◆ **DATASET EXTRACT**
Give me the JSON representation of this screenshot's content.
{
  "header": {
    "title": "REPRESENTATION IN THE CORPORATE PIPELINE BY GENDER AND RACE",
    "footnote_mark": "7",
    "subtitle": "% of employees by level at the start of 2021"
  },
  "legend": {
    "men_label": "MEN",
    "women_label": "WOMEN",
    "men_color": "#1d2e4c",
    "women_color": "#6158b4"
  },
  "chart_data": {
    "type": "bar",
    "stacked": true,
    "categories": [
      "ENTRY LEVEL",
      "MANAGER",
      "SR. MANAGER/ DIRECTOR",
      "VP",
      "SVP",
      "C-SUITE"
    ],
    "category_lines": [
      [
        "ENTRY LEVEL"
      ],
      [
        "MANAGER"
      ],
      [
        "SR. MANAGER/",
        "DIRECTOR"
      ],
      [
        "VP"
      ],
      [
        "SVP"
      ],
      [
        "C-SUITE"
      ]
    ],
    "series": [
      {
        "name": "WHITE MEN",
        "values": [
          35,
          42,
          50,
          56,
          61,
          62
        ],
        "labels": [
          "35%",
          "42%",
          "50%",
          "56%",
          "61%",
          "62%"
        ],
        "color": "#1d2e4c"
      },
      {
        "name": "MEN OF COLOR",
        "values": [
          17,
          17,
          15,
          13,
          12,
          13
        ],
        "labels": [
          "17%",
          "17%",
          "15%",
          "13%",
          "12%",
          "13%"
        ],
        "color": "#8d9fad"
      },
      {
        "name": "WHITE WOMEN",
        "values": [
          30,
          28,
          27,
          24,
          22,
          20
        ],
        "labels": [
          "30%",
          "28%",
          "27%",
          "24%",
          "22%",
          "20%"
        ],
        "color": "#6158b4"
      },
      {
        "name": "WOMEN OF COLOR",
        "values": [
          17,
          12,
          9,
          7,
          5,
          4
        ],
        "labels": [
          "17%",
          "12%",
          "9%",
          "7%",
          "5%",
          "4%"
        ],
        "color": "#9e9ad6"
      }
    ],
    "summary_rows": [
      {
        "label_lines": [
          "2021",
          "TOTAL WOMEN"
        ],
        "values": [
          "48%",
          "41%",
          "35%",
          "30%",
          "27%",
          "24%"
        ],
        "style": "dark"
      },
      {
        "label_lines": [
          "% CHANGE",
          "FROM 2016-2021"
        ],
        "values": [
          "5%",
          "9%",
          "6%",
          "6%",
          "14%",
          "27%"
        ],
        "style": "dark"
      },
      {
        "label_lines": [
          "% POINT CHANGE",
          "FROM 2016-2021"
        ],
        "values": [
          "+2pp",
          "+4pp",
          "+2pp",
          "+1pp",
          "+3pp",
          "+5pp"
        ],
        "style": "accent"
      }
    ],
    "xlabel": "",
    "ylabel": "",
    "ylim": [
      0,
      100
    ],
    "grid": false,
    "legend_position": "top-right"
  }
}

* * *

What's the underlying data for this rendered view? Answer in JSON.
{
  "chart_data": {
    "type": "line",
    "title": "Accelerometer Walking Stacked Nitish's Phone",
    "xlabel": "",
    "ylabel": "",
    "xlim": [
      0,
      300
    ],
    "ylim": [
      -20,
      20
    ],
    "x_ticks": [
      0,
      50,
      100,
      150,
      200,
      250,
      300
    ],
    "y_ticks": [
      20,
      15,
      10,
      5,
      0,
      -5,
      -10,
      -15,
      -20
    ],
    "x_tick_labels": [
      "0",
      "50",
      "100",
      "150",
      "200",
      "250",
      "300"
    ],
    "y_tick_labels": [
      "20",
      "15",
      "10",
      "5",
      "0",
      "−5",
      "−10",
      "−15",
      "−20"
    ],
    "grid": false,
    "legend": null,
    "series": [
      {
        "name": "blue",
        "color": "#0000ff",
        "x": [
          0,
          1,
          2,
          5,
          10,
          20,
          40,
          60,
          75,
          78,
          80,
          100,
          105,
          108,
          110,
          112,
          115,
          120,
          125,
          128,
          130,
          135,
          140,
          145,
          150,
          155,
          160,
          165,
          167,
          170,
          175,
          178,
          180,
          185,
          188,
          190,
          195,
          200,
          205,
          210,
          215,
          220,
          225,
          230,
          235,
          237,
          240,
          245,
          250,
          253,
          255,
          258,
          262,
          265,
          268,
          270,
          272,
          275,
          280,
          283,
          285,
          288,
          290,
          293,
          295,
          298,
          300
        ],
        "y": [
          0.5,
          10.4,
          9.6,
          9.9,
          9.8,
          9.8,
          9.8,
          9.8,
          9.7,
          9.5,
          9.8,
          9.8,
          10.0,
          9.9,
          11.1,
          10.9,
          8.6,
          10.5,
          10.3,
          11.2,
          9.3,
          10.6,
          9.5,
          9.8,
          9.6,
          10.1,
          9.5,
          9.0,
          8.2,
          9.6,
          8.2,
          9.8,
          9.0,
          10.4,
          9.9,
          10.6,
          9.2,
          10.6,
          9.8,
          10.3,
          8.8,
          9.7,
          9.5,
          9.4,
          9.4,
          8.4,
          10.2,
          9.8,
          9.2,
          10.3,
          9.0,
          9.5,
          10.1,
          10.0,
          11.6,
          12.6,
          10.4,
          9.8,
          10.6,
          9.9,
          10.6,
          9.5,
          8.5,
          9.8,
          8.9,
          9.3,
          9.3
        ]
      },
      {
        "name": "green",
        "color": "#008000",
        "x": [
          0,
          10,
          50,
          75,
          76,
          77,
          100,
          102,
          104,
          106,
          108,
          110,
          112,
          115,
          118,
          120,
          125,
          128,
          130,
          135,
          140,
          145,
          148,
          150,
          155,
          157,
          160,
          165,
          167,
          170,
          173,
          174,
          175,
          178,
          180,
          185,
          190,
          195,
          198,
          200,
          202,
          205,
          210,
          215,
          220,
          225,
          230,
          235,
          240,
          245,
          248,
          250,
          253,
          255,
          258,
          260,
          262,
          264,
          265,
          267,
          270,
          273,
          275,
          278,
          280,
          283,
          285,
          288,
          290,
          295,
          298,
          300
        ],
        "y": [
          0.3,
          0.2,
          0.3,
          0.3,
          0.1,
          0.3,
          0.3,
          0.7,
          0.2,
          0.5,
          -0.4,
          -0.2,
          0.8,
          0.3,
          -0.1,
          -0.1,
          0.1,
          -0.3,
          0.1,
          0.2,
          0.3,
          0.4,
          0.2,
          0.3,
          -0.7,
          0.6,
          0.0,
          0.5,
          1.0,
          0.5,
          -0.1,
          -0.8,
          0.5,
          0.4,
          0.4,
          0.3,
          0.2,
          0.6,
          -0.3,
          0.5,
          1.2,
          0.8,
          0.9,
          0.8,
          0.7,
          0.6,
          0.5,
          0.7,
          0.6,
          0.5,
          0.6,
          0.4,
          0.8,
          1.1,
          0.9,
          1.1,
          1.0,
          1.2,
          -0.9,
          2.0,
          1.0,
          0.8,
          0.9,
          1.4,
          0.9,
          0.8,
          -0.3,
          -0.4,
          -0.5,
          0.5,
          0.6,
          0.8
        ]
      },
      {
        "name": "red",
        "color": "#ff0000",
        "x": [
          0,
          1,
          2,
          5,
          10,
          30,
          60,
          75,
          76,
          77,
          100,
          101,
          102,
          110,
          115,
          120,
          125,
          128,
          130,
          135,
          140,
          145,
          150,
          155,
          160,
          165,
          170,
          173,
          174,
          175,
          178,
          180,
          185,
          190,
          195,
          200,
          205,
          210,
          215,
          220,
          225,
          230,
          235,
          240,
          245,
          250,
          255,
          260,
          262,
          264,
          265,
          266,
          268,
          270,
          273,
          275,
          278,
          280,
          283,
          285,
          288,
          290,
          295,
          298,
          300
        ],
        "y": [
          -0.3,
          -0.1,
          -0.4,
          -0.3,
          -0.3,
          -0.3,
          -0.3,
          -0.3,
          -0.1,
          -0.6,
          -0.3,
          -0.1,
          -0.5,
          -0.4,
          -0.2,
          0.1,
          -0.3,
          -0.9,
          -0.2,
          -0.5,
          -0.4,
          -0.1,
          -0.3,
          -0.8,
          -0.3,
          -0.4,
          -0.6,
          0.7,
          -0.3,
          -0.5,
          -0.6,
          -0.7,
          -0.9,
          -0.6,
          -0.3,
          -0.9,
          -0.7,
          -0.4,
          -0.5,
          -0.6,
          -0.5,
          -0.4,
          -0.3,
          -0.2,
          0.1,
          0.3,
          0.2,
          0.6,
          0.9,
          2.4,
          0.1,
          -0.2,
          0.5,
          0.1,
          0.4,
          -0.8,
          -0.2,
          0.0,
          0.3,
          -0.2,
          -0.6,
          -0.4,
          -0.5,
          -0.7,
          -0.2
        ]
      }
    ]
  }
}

◆ **WORK TO BE COMPLETED**
In the records above, find each line holding "JSON" and copy it.

◆ **FINAL ANSWER**
Give me the JSON representation of this screenshot's content.
What's the underlying data for this rendered view? Answer in JSON.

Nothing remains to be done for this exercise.